● **INSTRUCTION**: Would you transcribe the listing that follows, character for character, and omit its images?

● **DATASET EXTRACT**:

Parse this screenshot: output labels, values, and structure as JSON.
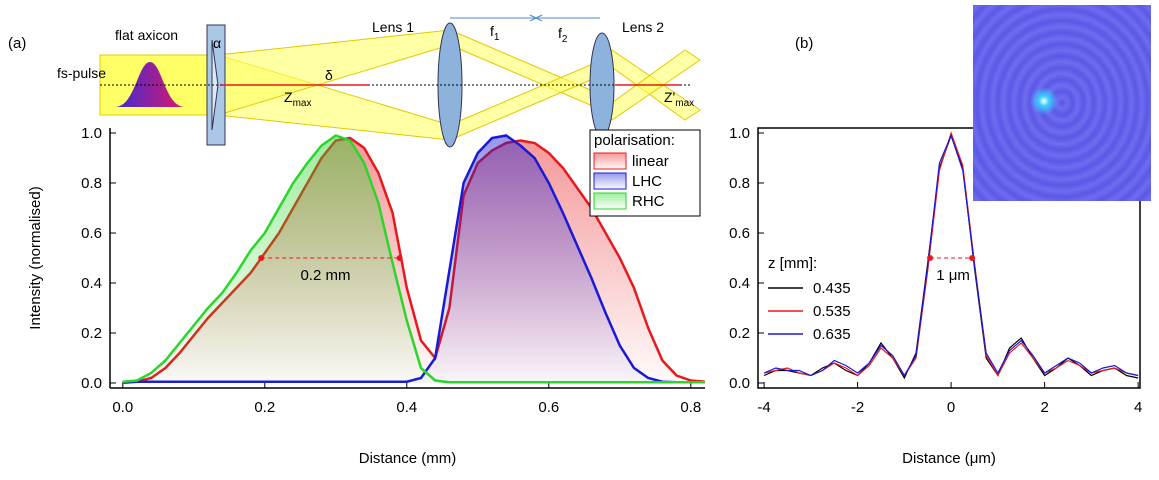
{
  "chart_data": [
    {
      "type": "line",
      "panel_label": "(a)",
      "x_label": "Distance (mm)",
      "y_label": "Intensity (normalised)",
      "x": [
        0,
        0.02,
        0.04,
        0.06,
        0.08,
        0.1,
        0.12,
        0.14,
        0.16,
        0.18,
        0.2,
        0.22,
        0.24,
        0.26,
        0.28,
        0.3,
        0.32,
        0.34,
        0.36,
        0.38,
        0.4,
        0.42,
        0.44,
        0.46,
        0.48,
        0.5,
        0.52,
        0.54,
        0.56,
        0.58,
        0.6,
        0.62,
        0.64,
        0.66,
        0.68,
        0.7,
        0.72,
        0.74,
        0.76,
        0.78,
        0.8,
        0.82
      ],
      "series": [
        {
          "name": "linear",
          "color": "#e8191c",
          "values": [
            0,
            0.005,
            0.02,
            0.06,
            0.12,
            0.19,
            0.26,
            0.32,
            0.38,
            0.44,
            0.52,
            0.6,
            0.7,
            0.8,
            0.9,
            0.97,
            0.98,
            0.94,
            0.84,
            0.68,
            0.38,
            0.17,
            0.1,
            0.3,
            0.75,
            0.88,
            0.93,
            0.96,
            0.97,
            0.96,
            0.92,
            0.86,
            0.78,
            0.7,
            0.6,
            0.5,
            0.38,
            0.22,
            0.09,
            0.03,
            0.01,
            0.005
          ]
        },
        {
          "name": "LHC",
          "color": "#1a1ad6",
          "values": [
            0.005,
            0.005,
            0.005,
            0.005,
            0.005,
            0.005,
            0.005,
            0.005,
            0.005,
            0.005,
            0.005,
            0.005,
            0.005,
            0.005,
            0.005,
            0.005,
            0.005,
            0.005,
            0.005,
            0.005,
            0.005,
            0.02,
            0.1,
            0.45,
            0.8,
            0.92,
            0.98,
            0.99,
            0.95,
            0.9,
            0.8,
            0.68,
            0.55,
            0.42,
            0.28,
            0.15,
            0.06,
            0.02,
            0.005,
            0.003,
            0.003,
            0.003
          ]
        },
        {
          "name": "RHC",
          "color": "#2ad62a",
          "values": [
            0.005,
            0.01,
            0.04,
            0.09,
            0.16,
            0.23,
            0.3,
            0.36,
            0.44,
            0.53,
            0.6,
            0.7,
            0.8,
            0.88,
            0.95,
            0.99,
            0.97,
            0.88,
            0.72,
            0.48,
            0.25,
            0.06,
            0.01,
            0.003,
            0.003,
            0.003,
            0.003,
            0.003,
            0.003,
            0.003,
            0.003,
            0.003,
            0.003,
            0.003,
            0.003,
            0.003,
            0.003,
            0.003,
            0.003,
            0.003,
            0.003,
            0.003
          ]
        }
      ],
      "fill": true,
      "frame": false,
      "xlim": [
        -0.018,
        0.82
      ],
      "xticks": [
        {
          "value": 0,
          "label": "0.0"
        },
        0.2,
        0.4,
        0.6,
        0.8
      ],
      "ylim": [
        -0.02,
        1.02
      ],
      "yticks": [
        {
          "value": 0,
          "label": "0.0"
        },
        0.2,
        0.4,
        0.6,
        0.8,
        {
          "value": 1,
          "label": "1.0"
        }
      ],
      "legend": {
        "title": "polarisation:",
        "position": "upper right"
      },
      "annotations": [
        {
          "text": "0.2 mm",
          "from": 0.195,
          "to": 0.39,
          "y": 0.5
        }
      ]
    },
    {
      "type": "line",
      "panel_label": "(b)",
      "x_label": "Distance (μm)",
      "x": [
        -4,
        -3.75,
        -3.5,
        -3.25,
        -3,
        -2.75,
        -2.5,
        -2.25,
        -2,
        -1.75,
        -1.5,
        -1.25,
        -1,
        -0.75,
        -0.5,
        -0.25,
        0,
        0.25,
        0.5,
        0.75,
        1,
        1.25,
        1.5,
        1.75,
        2,
        2.25,
        2.5,
        2.75,
        3,
        3.25,
        3.5,
        3.75,
        4
      ],
      "series": [
        {
          "name": "0.435",
          "color": "#000000",
          "values": [
            0.03,
            0.05,
            0.05,
            0.04,
            0.03,
            0.06,
            0.08,
            0.05,
            0.03,
            0.08,
            0.16,
            0.1,
            0.02,
            0.12,
            0.48,
            0.86,
            0.99,
            0.86,
            0.46,
            0.1,
            0.03,
            0.14,
            0.18,
            0.1,
            0.03,
            0.06,
            0.1,
            0.07,
            0.03,
            0.05,
            0.06,
            0.03,
            0.02
          ]
        },
        {
          "name": "0.535",
          "color": "#e8191c",
          "values": [
            0.04,
            0.05,
            0.06,
            0.04,
            0.03,
            0.05,
            0.08,
            0.06,
            0.03,
            0.07,
            0.14,
            0.1,
            0.03,
            0.1,
            0.45,
            0.85,
            1.0,
            0.87,
            0.48,
            0.11,
            0.03,
            0.12,
            0.16,
            0.1,
            0.04,
            0.06,
            0.09,
            0.07,
            0.04,
            0.05,
            0.06,
            0.04,
            0.03
          ]
        },
        {
          "name": "0.635",
          "color": "#1a1ad6",
          "values": [
            0.04,
            0.06,
            0.05,
            0.05,
            0.03,
            0.05,
            0.09,
            0.07,
            0.04,
            0.08,
            0.15,
            0.11,
            0.03,
            0.11,
            0.47,
            0.88,
            0.99,
            0.85,
            0.47,
            0.12,
            0.04,
            0.13,
            0.17,
            0.11,
            0.04,
            0.07,
            0.1,
            0.08,
            0.04,
            0.06,
            0.07,
            0.04,
            0.03
          ]
        }
      ],
      "fill": false,
      "frame": true,
      "xlim": [
        -4.13,
        4.04
      ],
      "xticks": [
        -4,
        -2,
        0,
        2,
        4
      ],
      "ylim": [
        -0.02,
        1.02
      ],
      "yticks": [
        {
          "value": 0,
          "label": "0.0"
        },
        0.2,
        0.4,
        0.6,
        0.8,
        {
          "value": 1,
          "label": "1.0"
        }
      ],
      "legend": {
        "title": "z [mm]:",
        "position": "left"
      },
      "annotations": [
        {
          "text": "1 μm",
          "from": -0.45,
          "to": 0.45,
          "y": 0.5
        }
      ]
    }
  ],
  "diagram": {
    "axicon": "flat axicon",
    "pulse": "fs-pulse",
    "alpha": "α",
    "delta": "δ",
    "z_max": {
      "main": "Z",
      "sub": "max"
    },
    "lens1": "Lens 1",
    "f1": {
      "main": "f",
      "sub": "1"
    },
    "f2": {
      "main": "f",
      "sub": "2"
    },
    "lens2": "Lens 2",
    "z_max2": {
      "main": "Z'",
      "sub": "max"
    }
  }
}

● **TASK SOLUTION**:
Parse this screenshot: output labels, values, and structure as JSON.
{
  "chart_data": [
    {
      "type": "line",
      "panel_label": "(a)",
      "x_label": "Distance (mm)",
      "y_label": "Intensity (normalised)",
      "x": [
        0,
        0.02,
        0.04,
        0.06,
        0.08,
        0.1,
        0.12,
        0.14,
        0.16,
        0.18,
        0.2,
        0.22,
        0.24,
        0.26,
        0.28,
        0.3,
        0.32,
        0.34,
        0.36,
        0.38,
        0.4,
        0.42,
        0.44,
        0.46,
        0.48,
        0.5,
        0.52,
        0.54,
        0.56,
        0.58,
        0.6,
        0.62,
        0.64,
        0.66,
        0.68,
        0.7,
        0.72,
        0.74,
        0.76,
        0.78,
        0.8,
        0.82
      ],
      "series": [
        {
          "name": "linear",
          "color": "#e8191c",
          "values": [
            0,
            0.005,
            0.02,
            0.06,
            0.12,
            0.19,
            0.26,
            0.32,
            0.38,
            0.44,
            0.52,
            0.6,
            0.7,
            0.8,
            0.9,
            0.97,
            0.98,
            0.94,
            0.84,
            0.68,
            0.38,
            0.17,
            0.1,
            0.3,
            0.75,
            0.88,
            0.93,
            0.96,
            0.97,
            0.96,
            0.92,
            0.86,
            0.78,
            0.7,
            0.6,
            0.5,
            0.38,
            0.22,
            0.09,
            0.03,
            0.01,
            0.005
          ]
        },
        {
          "name": "LHC",
          "color": "#1a1ad6",
          "values": [
            0.005,
            0.005,
            0.005,
            0.005,
            0.005,
            0.005,
            0.005,
            0.005,
            0.005,
            0.005,
            0.005,
            0.005,
            0.005,
            0.005,
            0.005,
            0.005,
            0.005,
            0.005,
            0.005,
            0.005,
            0.005,
            0.02,
            0.1,
            0.45,
            0.8,
            0.92,
            0.98,
            0.99,
            0.95,
            0.9,
            0.8,
            0.68,
            0.55,
            0.42,
            0.28,
            0.15,
            0.06,
            0.02,
            0.005,
            0.003,
            0.003,
            0.003
          ]
        },
        {
          "name": "RHC",
          "color": "#2ad62a",
          "values": [
            0.005,
            0.01,
            0.04,
            0.09,
            0.16,
            0.23,
            0.3,
            0.36,
            0.44,
            0.53,
            0.6,
            0.7,
            0.8,
            0.88,
            0.95,
            0.99,
            0.97,
            0.88,
            0.72,
            0.48,
            0.25,
            0.06,
            0.01,
            0.003,
            0.003,
            0.003,
            0.003,
            0.003,
            0.003,
            0.003,
            0.003,
            0.003,
            0.003,
            0.003,
            0.003,
            0.003,
            0.003,
            0.003,
            0.003,
            0.003,
            0.003,
            0.003
          ]
        }
      ],
      "fill": true,
      "frame": false,
      "xlim": [
        -0.018,
        0.82
      ],
      "xticks": [
        {
          "value": 0,
          "label": "0.0"
        },
        0.2,
        0.4,
        0.6,
        0.8
      ],
      "ylim": [
        -0.02,
        1.02
      ],
      "yticks": [
        {
          "value": 0,
          "label": "0.0"
        },
        0.2,
        0.4,
        0.6,
        0.8,
        {
          "value": 1,
          "label": "1.0"
        }
      ],
      "legend": {
        "title": "polarisation:",
        "position": "upper right"
      },
      "annotations": [
        {
          "text": "0.2 mm",
          "from": 0.195,
          "to": 0.39,
          "y": 0.5
        }
      ]
    },
    {
      "type": "line",
      "panel_label": "(b)",
      "x_label": "Distance (μm)",
      "x": [
        -4,
        -3.75,
        -3.5,
        -3.25,
        -3,
        -2.75,
        -2.5,
        -2.25,
        -2,
        -1.75,
        -1.5,
        -1.25,
        -1,
        -0.75,
        -0.5,
        -0.25,
        0,
        0.25,
        0.5,
        0.75,
        1,
        1.25,
        1.5,
        1.75,
        2,
        2.25,
        2.5,
        2.75,
        3,
        3.25,
        3.5,
        3.75,
        4
      ],
      "series": [
        {
          "name": "0.435",
          "color": "#000000",
          "values": [
            0.03,
            0.05,
            0.05,
            0.04,
            0.03,
            0.06,
            0.08,
            0.05,
            0.03,
            0.08,
            0.16,
            0.1,
            0.02,
            0.12,
            0.48,
            0.86,
            0.99,
            0.86,
            0.46,
            0.1,
            0.03,
            0.14,
            0.18,
            0.1,
            0.03,
            0.06,
            0.1,
            0.07,
            0.03,
            0.05,
            0.06,
            0.03,
            0.02
          ]
        },
        {
          "name": "0.535",
          "color": "#e8191c",
          "values": [
            0.04,
            0.05,
            0.06,
            0.04,
            0.03,
            0.05,
            0.08,
            0.06,
            0.03,
            0.07,
            0.14,
            0.1,
            0.03,
            0.1,
            0.45,
            0.85,
            1.0,
            0.87,
            0.48,
            0.11,
            0.03,
            0.12,
            0.16,
            0.1,
            0.04,
            0.06,
            0.09,
            0.07,
            0.04,
            0.05,
            0.06,
            0.04,
            0.03
          ]
        },
        {
          "name": "0.635",
          "color": "#1a1ad6",
          "values": [
            0.04,
            0.06,
            0.05,
            0.05,
            0.03,
            0.05,
            0.09,
            0.07,
            0.04,
            0.08,
            0.15,
            0.11,
            0.03,
            0.11,
            0.47,
            0.88,
            0.99,
            0.85,
            0.47,
            0.12,
            0.04,
            0.13,
            0.17,
            0.11,
            0.04,
            0.07,
            0.1,
            0.08,
            0.04,
            0.06,
            0.07,
            0.04,
            0.03
          ]
        }
      ],
      "fill": false,
      "frame": true,
      "xlim": [
        -4.13,
        4.04
      ],
      "xticks": [
        -4,
        -2,
        0,
        2,
        4
      ],
      "ylim": [
        -0.02,
        1.02
      ],
      "yticks": [
        {
          "value": 0,
          "label": "0.0"
        },
        0.2,
        0.4,
        0.6,
        0.8,
        {
          "value": 1,
          "label": "1.0"
        }
      ],
      "legend": {
        "title": "z [mm]:",
        "position": "left"
      },
      "annotations": [
        {
          "text": "1 μm",
          "from": -0.45,
          "to": 0.45,
          "y": 0.5
        }
      ]
    }
  ],
  "diagram": {
    "axicon": "flat axicon",
    "pulse": "fs-pulse",
    "alpha": "α",
    "delta": "δ",
    "z_max": {
      "main": "Z",
      "sub": "max"
    },
    "lens1": "Lens 1",
    "f1": {
      "main": "f",
      "sub": "1"
    },
    "f2": {
      "main": "f",
      "sub": "2"
    },
    "lens2": "Lens 2",
    "z_max2": {
      "main": "Z'",
      "sub": "max"
    }
  }
}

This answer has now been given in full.